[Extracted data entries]
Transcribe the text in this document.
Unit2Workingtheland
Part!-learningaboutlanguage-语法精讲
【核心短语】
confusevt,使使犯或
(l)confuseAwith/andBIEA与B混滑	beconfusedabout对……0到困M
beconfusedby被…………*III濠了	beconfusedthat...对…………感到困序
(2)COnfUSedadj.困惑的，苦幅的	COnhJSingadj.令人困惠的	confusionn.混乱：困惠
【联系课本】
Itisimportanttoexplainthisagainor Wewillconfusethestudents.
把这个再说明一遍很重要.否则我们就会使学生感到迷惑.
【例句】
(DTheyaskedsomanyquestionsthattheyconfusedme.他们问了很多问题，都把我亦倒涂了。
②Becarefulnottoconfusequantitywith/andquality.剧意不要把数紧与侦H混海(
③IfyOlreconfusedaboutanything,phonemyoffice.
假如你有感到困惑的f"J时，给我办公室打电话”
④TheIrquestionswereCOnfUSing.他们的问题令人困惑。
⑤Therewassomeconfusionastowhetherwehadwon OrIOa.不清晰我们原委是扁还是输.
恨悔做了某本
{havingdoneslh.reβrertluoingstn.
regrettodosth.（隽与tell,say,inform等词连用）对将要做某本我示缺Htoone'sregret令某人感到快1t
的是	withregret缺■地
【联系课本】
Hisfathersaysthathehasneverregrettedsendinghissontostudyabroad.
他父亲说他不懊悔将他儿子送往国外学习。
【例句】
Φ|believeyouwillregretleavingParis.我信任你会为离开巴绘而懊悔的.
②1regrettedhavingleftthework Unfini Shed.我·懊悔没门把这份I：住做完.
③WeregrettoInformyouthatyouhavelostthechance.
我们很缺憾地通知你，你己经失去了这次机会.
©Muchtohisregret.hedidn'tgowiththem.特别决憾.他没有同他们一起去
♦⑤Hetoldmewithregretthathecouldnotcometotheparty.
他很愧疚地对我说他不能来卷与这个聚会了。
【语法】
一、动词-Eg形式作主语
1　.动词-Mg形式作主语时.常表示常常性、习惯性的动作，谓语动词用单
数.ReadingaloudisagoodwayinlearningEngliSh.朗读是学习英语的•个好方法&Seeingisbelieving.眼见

YOUR TASK
Copy out each record, keeping every word as it is.

SOLVED PROBLEM
Transcribe the text in this document.
Unit2Workingtheland
Part!-learningaboutlanguage-语法精讲
【核心短语】
confusevt,使使犯或
(l)confuseAwith/andBIEA与B混滑	beconfusedabout对……0到困M
beconfusedby被…………*III濠了	beconfusedthat...对…………感到困序
(2)COnfUSedadj.困惑的，苦幅的	COnhJSingadj.令人困惠的	confusionn.混乱：困惠
【联系课本】
Itisimportanttoexplainthisagainor Wewillconfusethestudents.
把这个再说明一遍很重要.否则我们就会使学生感到迷惑.
【例句】
(DTheyaskedsomanyquestionsthattheyconfusedme.他们问了很多问题，都把我亦倒涂了。
②Becarefulnottoconfusequantitywith/andquality.剧意不要把数紧与侦H混海(
③IfyOlreconfusedaboutanything,phonemyoffice.
假如你有感到困惑的f"J时，给我办公室打电话”
④TheIrquestionswereCOnfUSing.他们的问题令人困惑。
⑤Therewassomeconfusionastowhetherwehadwon OrIOa.不清晰我们原委是扁还是输.
恨悔做了某本
{havingdoneslh.reβrertluoingstn.
regrettodosth.（隽与tell,say,inform等词连用）对将要做某本我示缺Htoone'sregret令某人感到快1t
的是	withregret缺■地
【联系课本】
Hisfathersaysthathehasneverregrettedsendinghissontostudyabroad.
他父亲说他不懊悔将他儿子送往国外学习。
【例句】
Φ|believeyouwillregretleavingParis.我信任你会为离开巴绘而懊悔的.
②1regrettedhavingleftthework Unfini Shed.我·懊悔没门把这份I：住做完.
③WeregrettoInformyouthatyouhavelostthechance.
我们很缺憾地通知你，你己经失去了这次机会.
©Muchtohisregret.hedidn'tgowiththem.特别决憾.他没有同他们一起去
♦⑤Hetoldmewithregretthathecouldnotcometotheparty.
他很愧疚地对我说他不能来卷与这个聚会了。
【语法】
一、动词-Eg形式作主语
1　.动词-Mg形式作主语时.常表示常常性、习惯性的动作，谓语动词用单
数.ReadingaloudisagoodwayinlearningEngliSh.朗读是学习英语的•个好方法&Seeingisbelieving.眼见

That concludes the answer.